┌─ DATASET EXCERPTS

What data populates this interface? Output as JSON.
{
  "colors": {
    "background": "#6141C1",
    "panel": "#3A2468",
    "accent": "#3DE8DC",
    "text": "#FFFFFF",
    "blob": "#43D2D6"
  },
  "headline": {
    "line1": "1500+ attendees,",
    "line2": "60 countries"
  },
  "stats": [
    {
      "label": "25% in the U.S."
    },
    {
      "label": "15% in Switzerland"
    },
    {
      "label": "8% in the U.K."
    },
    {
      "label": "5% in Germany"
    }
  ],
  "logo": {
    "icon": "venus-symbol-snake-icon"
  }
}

└─

_EXERCISE INSTRUCTIONS_:
The records above are to be copied in full, exactly as written.

_EXPECTED ANSWER_:
What data populates this interface? Output as JSON.
{
  "colors": {
    "background": "#6141C1",
    "panel": "#3A2468",
    "accent": "#3DE8DC",
    "text": "#FFFFFF",
    "blob": "#43D2D6"
  },
  "headline": {
    "line1": "1500+ attendees,",
    "line2": "60 countries"
  },
  "stats": [
    {
      "label": "25% in the U.S."
    },
    {
      "label": "15% in Switzerland"
    },
    {
      "label": "8% in the U.K."
    },
    {
      "label": "5% in Germany"
    }
  ],
  "logo": {
    "icon": "venus-symbol-snake-icon"
  }
}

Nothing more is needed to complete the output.